CHALLENGE — Find the string "more" and gather every line that holds it.

Extracted records
=-=-=

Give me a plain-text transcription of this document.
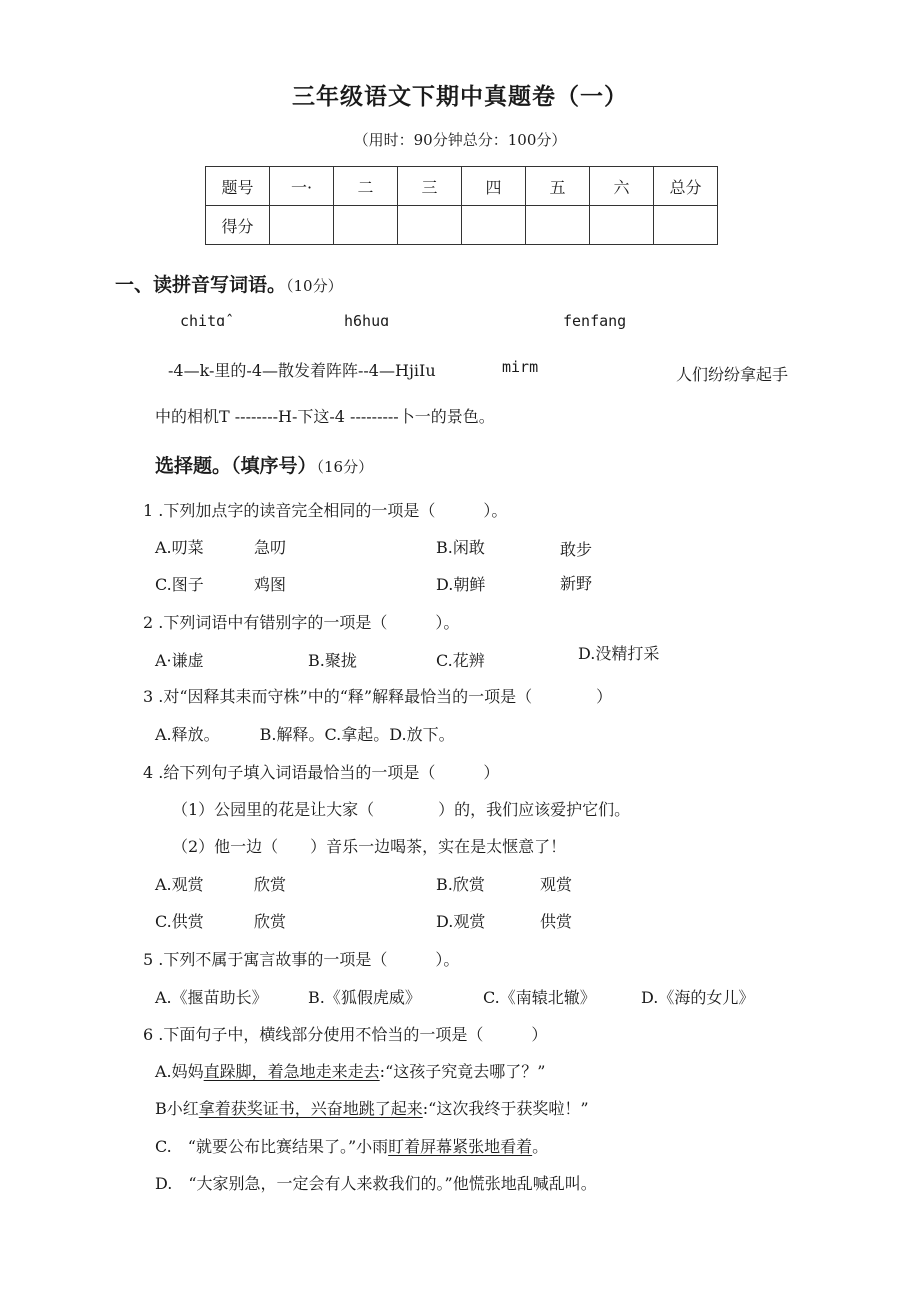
三年级语文下期中真题卷（一）
（用时：90分钟总分：100分）
题号	一·	二	三	四	五	六	总分
得分							
一、读拼音写词语。（10分）
chitɑˆ	h6huɑ	fenfang
-4—k-里的-4—散发着阵阵--4—HjiIu	mirm	人们纷纷拿起手
中的相机T --------H-下这-4 ---------卜一的景色。
选择题。（填序号）（16分）
1 .下列加点字的读音完全相同的一项是（　　　）。
A.叨菜	急叨	B.闲敢	敢步
C.图子	鸡图	D.朝鲜	新野
2 .下列词语中有错别字的一项是（　　　）。
A·谦虚	B.聚拢	C.花辨	D.没精打采
3 .对“因释其耒而守株”中的“释”解释最恰当的一项是（　　　　）
A.释放。　　　B.解释。C.拿起。D.放下。
4 .给下列句子填入词语最恰当的一项是（　　　）
（1）公园里的花是让大家（　　　　）的，我们应该爱护它们。
（2）他一边（　　）音乐一边喝茶，实在是太惬意了！
A.观赏	欣赏	B.欣赏	观赏
C.供赏	欣赏	D.观赏	供赏
5 .下列不属于寓言故事的一项是（　　　）。
A.《揠苗助长》	B.《狐假虎威》	C.《南辕北辙》	D.《海的女儿》
6 .下面句子中，横线部分使用不恰当的一项是（　　　）
A.妈妈直跺脚，着急地走来走去:“这孩子究竟去哪了？”
B小红拿着获奖证书，兴奋地跳了起来:“这次我终于获奖啦！”
C.　“就要公布比赛结果了。”小雨盯着屏幕紧张地看着。
D.　“大家别急，一定会有人来救我们的。”他慌张地乱喊乱叫。
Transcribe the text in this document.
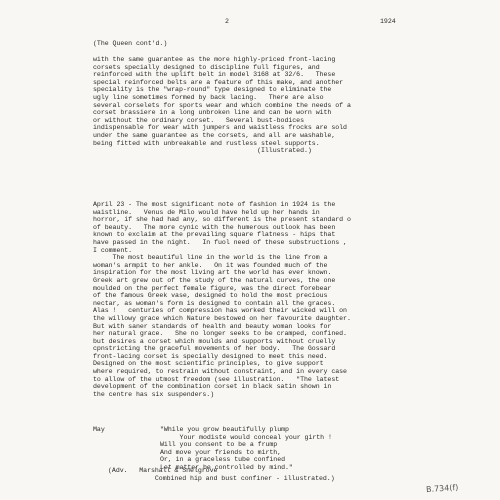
2	1924
(The Queen cont'd.)
with the same guarantee as the more highly-priced front-lacing
corsets specially designed to discipline full figures, and
reinforced with the uplift belt in model 3168 at 32/6.   These
special reinforced belts are a feature of this make, and another
speciality is the "wrap-round" type designed to eliminate the
ugly line sometimes formed by back lacing.   There are also
several corselets for sports wear and which combine the needs of a
corset brassiere in a long unbroken line and can be worn with
or without the ordinary corset.   Several bust-bodices
indispensable for wear with jumpers and waistless frocks are sold
under the same guarantee as the corsets, and all are washable,
being fitted with unbreakable and rustless steel supports.
(Illustrated.)
April 23 - The most significant note of fashion in 1924 is the
waistline.   Venus de Milo would have held up her hands in
horror, if she had had any, so different is the present standard o
of beauty.   The more cynic with the humerous outlook has been
known to exclaim at the prevailing square flatness - hips that
have passed in the night.   In fuol need of these substructions ,
I comment.
The most beautiful line in the world is the line from a
woman's armpit to her ankle.   On it was founded much of the
inspiration for the most living art the world has ever known.
Greek art grew out of the study of the natural curves, the one
moulded on the perfect female figure, was the direct forebear
of the famous Greek vase, designed to hold the most precious
nectar, as woman's form is designed to contain all the graces.
Alas !   centuries of compression has worked their wicked will on
the willowy grace which Nature bestowed on her favourite daughter.
But with saner standards of health and beauty woman looks for
her natural grace.   She no longer seeks to be cramped, confined.
but desires a corset which moulds and supports without cruelly
cpnstricting the graceful movements of her body.   The Gossard
front-lacing corset is specially designed to meet this need.
Designed on the most scientific principles, to give support
where required, to restrain without constraint, and in every case
to allow of the utmost freedom (see illustration.   "The latest
development of the combination corset in black satin shown in
the centre has six suspenders.)
May	"While you grow beautifully plump
Your modiste would conceal your girth !
Will you consent to be a frump
And move your friends to mirth,
Or, in a graceless tube confined
Let matter be controlled by mind."
(Adv.   Marshall & Snelgrove
Combined hip and bust confiner - illustrated.)
B.734(f)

=-=-=

TASK RESPONSE —
with the same guarantee as the more highly-priced front-lacing
of beauty.   The more cynic with the humerous outlook has been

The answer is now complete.